__Task directions__: According to the comment on copyright, what does the artist or writer take from the commons of our cultural heritage to create a work?

From the comments section to Wendy McElroy’s Daily Anarchist article The Basics of Copyright:


Sorry I didn’t get to meet you at Libertopia; my best wishes to you regarding those issues.

Regarding your comments about NDAs: I agree with you here: “What I find less practical is contractual copyrights for general publications.” But to me this is not an argument for copyright, but rather a further argument against it: many people argue that copyright is just the outcome–or could be the outcome–of some private contractual schemes. But it is not and cannot.

You also write:

Just as the original farmer appropriates land from the un-owned physical commons to create a productive farm, and therefore owns the farm and the produce grown upon it, the artist or writer appropriates un-owned language and concepts from the commons of our cultural heritage to create a *work* of art or literature. That work is the property of its creator.

Annotated element entries
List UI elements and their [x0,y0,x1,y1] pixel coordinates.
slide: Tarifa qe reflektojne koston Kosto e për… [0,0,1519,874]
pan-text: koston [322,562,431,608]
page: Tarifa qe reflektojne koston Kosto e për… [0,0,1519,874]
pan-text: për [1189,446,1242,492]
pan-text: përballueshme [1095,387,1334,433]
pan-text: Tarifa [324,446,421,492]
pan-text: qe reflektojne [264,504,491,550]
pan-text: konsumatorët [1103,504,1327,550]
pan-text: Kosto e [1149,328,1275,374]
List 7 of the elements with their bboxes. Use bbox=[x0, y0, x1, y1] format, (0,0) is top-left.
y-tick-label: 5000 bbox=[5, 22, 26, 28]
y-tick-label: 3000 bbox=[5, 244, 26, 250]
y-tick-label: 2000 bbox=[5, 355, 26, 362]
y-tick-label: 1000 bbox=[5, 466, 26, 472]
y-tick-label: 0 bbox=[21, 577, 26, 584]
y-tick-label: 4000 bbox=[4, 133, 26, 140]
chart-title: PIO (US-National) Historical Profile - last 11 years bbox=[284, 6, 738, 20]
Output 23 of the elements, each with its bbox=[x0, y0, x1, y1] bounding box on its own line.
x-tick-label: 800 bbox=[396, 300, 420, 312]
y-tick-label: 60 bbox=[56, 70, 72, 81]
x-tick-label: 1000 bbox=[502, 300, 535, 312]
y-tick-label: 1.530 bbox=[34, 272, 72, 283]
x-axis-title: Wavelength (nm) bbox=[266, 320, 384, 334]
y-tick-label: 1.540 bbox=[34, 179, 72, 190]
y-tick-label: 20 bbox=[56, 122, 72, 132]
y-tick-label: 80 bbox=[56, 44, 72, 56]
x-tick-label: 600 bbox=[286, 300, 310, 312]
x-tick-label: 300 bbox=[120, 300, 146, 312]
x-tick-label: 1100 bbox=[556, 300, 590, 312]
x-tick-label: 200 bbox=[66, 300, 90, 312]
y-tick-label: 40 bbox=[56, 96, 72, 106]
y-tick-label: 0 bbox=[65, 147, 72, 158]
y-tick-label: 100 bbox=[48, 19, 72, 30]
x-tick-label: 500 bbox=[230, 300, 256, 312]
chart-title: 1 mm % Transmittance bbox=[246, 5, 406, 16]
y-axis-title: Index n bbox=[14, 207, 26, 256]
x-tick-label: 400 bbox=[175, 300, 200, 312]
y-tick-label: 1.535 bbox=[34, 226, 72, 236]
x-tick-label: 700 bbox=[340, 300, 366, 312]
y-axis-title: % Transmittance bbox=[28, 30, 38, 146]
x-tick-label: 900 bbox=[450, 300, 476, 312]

__Exercise solution__: Un-owned language and concepts.